Saved entries:
"""

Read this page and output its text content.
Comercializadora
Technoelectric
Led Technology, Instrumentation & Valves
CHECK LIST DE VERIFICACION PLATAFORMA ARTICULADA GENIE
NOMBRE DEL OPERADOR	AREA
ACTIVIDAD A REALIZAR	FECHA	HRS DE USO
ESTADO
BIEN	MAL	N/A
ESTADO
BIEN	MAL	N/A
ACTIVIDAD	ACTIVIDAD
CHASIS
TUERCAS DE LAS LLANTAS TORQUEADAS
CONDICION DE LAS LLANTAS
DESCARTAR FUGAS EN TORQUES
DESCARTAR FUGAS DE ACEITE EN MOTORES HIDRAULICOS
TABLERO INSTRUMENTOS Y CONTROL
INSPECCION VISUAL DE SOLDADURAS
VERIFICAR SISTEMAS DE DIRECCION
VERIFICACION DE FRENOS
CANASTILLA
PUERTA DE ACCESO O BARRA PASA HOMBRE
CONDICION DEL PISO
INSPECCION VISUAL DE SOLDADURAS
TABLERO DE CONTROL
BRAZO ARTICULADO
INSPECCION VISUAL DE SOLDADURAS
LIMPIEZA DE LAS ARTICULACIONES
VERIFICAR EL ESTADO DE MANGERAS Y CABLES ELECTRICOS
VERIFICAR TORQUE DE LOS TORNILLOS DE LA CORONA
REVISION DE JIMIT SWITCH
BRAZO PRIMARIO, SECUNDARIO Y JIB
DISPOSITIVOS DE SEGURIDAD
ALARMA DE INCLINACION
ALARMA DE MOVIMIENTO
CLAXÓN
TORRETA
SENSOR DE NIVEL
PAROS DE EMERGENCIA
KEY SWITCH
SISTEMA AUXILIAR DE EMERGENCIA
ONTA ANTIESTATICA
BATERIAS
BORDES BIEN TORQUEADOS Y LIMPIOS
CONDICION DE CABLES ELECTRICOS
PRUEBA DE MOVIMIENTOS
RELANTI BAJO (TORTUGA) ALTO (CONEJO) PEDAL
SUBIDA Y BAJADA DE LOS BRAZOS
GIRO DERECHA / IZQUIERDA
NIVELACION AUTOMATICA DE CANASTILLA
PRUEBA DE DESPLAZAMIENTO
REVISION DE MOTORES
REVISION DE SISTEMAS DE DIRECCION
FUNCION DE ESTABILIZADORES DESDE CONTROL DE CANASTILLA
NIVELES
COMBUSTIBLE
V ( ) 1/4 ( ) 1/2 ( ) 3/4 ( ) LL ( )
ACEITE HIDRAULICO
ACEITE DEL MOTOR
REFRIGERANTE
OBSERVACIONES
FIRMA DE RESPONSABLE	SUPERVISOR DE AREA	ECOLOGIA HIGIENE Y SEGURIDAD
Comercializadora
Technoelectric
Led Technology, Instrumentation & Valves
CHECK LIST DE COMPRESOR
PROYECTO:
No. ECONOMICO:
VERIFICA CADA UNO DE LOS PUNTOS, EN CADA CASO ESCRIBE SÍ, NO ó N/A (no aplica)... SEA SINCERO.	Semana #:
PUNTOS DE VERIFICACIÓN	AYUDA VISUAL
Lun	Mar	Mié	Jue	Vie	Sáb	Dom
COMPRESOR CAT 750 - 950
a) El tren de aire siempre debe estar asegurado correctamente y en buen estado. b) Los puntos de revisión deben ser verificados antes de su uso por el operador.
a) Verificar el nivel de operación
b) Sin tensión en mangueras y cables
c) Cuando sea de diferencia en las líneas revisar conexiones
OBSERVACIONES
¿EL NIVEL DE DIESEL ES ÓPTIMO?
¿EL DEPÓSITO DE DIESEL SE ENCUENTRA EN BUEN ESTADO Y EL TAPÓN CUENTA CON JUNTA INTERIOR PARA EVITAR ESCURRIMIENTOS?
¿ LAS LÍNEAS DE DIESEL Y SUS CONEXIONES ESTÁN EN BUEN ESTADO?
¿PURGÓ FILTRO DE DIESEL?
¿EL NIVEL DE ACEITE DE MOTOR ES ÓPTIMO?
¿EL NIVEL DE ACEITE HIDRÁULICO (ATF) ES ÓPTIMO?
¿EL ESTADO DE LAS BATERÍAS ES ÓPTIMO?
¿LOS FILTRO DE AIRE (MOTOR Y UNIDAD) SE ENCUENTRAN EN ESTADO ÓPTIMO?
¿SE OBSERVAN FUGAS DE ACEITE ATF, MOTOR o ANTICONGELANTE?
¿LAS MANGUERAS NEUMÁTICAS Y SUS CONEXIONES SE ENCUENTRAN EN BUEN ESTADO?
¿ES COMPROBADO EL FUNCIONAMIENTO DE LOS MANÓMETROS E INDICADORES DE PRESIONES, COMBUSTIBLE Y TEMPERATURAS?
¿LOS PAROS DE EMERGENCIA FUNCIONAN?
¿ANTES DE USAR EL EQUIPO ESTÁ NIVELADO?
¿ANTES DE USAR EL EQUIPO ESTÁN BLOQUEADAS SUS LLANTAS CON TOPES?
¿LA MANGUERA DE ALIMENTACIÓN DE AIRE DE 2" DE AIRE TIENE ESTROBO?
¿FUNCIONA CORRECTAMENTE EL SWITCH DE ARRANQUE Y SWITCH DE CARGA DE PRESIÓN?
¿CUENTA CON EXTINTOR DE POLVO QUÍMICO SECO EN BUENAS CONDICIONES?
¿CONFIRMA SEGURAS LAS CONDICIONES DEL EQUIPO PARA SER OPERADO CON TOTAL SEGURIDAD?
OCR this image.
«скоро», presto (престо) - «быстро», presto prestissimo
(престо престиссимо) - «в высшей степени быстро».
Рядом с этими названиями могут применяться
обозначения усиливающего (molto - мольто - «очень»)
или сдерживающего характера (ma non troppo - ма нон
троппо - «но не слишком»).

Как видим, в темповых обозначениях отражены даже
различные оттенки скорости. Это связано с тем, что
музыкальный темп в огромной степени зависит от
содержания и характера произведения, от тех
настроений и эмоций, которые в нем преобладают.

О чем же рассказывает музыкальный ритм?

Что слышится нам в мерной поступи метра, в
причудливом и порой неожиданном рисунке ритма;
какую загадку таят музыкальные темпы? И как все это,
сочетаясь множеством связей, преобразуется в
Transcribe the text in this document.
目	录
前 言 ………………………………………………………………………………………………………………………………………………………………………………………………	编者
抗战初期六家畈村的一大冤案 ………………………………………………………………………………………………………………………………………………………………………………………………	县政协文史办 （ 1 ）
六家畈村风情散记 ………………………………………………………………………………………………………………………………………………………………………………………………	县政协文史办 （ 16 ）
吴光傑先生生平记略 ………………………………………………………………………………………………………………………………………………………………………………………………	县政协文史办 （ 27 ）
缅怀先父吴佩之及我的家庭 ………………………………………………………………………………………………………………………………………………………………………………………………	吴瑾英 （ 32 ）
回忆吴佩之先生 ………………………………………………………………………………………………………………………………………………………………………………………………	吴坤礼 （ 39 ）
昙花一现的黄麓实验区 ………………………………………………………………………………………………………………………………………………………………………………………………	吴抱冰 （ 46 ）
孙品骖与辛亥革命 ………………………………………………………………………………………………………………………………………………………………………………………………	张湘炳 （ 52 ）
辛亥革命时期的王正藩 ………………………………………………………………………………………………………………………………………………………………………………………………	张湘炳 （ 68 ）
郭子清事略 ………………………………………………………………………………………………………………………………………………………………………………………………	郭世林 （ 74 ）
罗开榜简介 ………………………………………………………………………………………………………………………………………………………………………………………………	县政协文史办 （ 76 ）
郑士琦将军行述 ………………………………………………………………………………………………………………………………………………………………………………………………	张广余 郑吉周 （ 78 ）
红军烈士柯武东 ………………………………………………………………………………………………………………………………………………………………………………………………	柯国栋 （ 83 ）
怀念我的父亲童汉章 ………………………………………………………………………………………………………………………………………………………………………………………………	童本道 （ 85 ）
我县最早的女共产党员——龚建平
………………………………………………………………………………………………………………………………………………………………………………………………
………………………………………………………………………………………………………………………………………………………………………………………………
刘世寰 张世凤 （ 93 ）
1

"""

● **Objective**
Output the line containing "Transcribe the text in this document." and all lines after it to the end of the records, exactly as given.

● **Exercise result**
Transcribe the text in this document.
目	录
前 言 ………………………………………………………………………………………………………………………………………………………………………………………………	编者
抗战初期六家畈村的一大冤案 ………………………………………………………………………………………………………………………………………………………………………………………………	县政协文史办 （ 1 ）
六家畈村风情散记 ………………………………………………………………………………………………………………………………………………………………………………………………	县政协文史办 （ 16 ）
吴光傑先生生平记略 ………………………………………………………………………………………………………………………………………………………………………………………………	县政协文史办 （ 27 ）
缅怀先父吴佩之及我的家庭 ………………………………………………………………………………………………………………………………………………………………………………………………	吴瑾英 （ 32 ）
回忆吴佩之先生 ………………………………………………………………………………………………………………………………………………………………………………………………	吴坤礼 （ 39 ）
昙花一现的黄麓实验区 ………………………………………………………………………………………………………………………………………………………………………………………………	吴抱冰 （ 46 ）
孙品骖与辛亥革命 ………………………………………………………………………………………………………………………………………………………………………………………………	张湘炳 （ 52 ）
辛亥革命时期的王正藩 ………………………………………………………………………………………………………………………………………………………………………………………………	张湘炳 （ 68 ）
郭子清事略 ………………………………………………………………………………………………………………………………………………………………………………………………	郭世林 （ 74 ）
罗开榜简介 ………………………………………………………………………………………………………………………………………………………………………………………………	县政协文史办 （ 76 ）
郑士琦将军行述 ………………………………………………………………………………………………………………………………………………………………………………………………	张广余 郑吉周 （ 78 ）
红军烈士柯武东 ………………………………………………………………………………………………………………………………………………………………………………………………	柯国栋 （ 83 ）
怀念我的父亲童汉章 ………………………………………………………………………………………………………………………………………………………………………………………………	童本道 （ 85 ）
我县最早的女共产党员——龚建平
………………………………………………………………………………………………………………………………………………………………………………………………
………………………………………………………………………………………………………………………………………………………………………………………………
刘世寰 张世凤 （ 93 ）
1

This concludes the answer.